# Task details:
Report the number of lines that hold the string "originating". Leave out any other text.

Data records:
— Start —

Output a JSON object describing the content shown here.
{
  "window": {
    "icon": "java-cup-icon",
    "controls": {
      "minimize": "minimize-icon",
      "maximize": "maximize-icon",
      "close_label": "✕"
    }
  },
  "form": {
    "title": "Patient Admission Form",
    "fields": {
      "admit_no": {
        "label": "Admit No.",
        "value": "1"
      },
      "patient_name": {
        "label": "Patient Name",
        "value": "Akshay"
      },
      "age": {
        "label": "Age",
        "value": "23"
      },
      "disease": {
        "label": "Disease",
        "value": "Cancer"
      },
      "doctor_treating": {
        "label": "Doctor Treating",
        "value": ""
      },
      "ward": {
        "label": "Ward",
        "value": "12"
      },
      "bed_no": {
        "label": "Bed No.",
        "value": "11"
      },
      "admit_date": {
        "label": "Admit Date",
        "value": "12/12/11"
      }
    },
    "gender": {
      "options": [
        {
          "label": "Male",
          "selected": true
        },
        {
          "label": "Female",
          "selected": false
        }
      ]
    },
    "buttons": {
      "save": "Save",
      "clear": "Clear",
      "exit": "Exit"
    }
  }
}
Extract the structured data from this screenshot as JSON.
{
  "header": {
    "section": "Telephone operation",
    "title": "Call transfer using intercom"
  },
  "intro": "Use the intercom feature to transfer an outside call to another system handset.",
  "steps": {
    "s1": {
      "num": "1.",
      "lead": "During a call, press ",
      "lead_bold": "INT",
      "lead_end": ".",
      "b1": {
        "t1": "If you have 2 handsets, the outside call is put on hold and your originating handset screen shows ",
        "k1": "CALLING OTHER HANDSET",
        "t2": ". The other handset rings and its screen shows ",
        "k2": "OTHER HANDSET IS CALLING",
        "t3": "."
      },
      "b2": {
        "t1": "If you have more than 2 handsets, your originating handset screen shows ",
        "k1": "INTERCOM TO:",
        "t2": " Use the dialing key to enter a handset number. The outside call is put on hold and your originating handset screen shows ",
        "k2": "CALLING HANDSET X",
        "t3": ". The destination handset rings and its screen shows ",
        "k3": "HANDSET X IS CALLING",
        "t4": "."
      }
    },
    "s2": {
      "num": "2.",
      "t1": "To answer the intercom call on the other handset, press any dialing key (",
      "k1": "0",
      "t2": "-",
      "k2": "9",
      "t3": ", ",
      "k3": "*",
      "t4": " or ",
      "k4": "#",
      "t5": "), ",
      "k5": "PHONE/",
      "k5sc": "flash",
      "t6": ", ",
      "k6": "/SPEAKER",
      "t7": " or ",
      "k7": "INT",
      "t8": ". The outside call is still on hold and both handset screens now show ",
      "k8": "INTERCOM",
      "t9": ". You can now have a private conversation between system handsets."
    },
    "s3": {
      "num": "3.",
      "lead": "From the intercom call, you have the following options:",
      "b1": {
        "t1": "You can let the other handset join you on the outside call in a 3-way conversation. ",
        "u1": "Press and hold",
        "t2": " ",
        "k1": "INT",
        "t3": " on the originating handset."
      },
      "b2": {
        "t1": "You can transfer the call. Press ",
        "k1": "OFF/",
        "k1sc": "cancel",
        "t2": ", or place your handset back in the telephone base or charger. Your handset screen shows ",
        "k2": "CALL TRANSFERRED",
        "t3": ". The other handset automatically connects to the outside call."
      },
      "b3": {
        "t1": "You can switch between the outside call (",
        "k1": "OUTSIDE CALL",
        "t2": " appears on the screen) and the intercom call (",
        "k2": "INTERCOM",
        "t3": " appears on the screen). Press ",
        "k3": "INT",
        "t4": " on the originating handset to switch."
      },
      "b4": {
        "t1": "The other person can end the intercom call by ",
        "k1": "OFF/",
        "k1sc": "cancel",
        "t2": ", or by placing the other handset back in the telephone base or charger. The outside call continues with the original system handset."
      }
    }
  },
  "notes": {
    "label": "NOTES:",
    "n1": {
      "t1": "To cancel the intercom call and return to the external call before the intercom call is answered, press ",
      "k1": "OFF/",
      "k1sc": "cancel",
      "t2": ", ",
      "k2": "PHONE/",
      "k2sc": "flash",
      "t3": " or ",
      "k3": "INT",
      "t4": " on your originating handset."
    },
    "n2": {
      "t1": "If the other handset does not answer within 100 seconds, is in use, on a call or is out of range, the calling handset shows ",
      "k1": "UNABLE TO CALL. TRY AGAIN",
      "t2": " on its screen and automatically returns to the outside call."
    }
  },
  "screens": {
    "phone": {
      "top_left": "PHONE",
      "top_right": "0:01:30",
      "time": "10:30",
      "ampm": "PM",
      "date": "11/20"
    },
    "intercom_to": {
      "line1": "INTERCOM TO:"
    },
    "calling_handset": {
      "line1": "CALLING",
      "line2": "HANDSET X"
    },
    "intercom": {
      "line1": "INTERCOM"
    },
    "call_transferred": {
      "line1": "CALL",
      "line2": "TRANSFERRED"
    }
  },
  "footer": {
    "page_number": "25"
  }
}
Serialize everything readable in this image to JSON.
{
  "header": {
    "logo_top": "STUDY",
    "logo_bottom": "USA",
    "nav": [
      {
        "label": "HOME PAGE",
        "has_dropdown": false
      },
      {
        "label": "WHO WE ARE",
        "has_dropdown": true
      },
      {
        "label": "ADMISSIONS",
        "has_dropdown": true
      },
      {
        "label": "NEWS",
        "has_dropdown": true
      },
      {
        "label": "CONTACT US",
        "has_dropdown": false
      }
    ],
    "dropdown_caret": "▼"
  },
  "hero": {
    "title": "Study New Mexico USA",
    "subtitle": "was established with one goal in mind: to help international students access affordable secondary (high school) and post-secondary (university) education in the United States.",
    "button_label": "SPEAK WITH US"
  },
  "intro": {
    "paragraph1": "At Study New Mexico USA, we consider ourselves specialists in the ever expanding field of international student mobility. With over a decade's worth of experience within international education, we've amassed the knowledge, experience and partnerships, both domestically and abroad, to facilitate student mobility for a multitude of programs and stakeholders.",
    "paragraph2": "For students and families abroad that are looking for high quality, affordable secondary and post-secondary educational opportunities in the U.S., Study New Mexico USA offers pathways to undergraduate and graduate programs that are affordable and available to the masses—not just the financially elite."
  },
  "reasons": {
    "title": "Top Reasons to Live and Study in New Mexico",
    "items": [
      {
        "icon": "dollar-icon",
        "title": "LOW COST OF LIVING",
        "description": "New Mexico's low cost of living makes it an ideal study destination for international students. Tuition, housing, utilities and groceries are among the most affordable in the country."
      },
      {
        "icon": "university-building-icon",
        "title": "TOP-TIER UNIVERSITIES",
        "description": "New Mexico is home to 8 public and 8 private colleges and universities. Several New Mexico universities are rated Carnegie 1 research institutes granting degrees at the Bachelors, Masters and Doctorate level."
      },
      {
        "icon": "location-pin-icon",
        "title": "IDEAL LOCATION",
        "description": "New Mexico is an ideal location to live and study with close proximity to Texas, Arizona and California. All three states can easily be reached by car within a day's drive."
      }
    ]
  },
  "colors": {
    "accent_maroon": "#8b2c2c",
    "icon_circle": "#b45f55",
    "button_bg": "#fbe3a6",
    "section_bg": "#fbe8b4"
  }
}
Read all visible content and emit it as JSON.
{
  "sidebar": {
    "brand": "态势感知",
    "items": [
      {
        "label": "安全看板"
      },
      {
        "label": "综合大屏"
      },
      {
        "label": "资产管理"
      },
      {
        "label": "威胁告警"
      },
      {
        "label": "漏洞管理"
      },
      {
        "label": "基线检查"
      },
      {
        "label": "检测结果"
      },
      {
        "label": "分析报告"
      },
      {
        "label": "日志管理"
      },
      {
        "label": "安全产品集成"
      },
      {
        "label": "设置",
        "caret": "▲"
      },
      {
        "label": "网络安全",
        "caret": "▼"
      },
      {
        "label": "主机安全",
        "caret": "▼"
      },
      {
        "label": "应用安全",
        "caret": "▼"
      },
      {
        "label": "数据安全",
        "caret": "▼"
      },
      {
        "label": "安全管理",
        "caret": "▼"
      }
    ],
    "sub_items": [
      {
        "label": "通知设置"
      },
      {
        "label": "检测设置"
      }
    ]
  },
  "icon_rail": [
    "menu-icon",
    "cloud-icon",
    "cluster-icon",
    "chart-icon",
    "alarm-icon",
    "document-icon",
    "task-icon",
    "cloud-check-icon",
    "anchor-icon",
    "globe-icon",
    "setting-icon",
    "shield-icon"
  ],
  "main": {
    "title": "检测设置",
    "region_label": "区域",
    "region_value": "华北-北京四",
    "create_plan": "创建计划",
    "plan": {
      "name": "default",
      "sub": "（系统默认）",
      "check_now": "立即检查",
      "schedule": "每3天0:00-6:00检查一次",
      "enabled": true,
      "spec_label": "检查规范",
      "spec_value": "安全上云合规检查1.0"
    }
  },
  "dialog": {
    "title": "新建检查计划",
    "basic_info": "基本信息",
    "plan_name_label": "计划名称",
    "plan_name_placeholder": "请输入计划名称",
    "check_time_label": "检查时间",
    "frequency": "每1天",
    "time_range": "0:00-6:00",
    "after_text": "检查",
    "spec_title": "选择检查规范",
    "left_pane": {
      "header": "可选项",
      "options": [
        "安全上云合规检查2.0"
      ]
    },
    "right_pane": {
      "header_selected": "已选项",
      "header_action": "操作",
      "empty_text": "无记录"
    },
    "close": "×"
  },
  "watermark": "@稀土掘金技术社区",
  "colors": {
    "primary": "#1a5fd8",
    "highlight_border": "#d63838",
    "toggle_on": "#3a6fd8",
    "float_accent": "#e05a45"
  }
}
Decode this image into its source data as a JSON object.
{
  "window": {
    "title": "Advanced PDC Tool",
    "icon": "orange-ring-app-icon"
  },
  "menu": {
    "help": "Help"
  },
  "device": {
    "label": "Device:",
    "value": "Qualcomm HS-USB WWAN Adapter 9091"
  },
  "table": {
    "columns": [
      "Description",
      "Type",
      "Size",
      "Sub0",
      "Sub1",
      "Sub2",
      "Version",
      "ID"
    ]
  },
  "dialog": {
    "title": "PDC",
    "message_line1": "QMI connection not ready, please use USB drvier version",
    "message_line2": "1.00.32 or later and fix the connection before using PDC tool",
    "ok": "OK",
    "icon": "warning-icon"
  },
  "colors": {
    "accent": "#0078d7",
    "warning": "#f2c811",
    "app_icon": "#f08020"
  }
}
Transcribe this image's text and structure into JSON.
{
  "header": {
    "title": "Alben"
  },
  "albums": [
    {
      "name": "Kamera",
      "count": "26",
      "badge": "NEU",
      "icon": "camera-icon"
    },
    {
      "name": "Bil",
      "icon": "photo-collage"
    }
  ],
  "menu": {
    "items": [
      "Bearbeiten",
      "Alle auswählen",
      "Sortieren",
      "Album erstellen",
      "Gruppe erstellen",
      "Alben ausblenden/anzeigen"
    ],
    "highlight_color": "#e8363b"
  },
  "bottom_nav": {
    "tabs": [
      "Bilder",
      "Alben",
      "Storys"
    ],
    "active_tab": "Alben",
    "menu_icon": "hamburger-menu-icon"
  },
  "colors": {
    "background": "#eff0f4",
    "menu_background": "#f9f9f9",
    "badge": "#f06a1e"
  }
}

— End —

# Output for this exercise:
6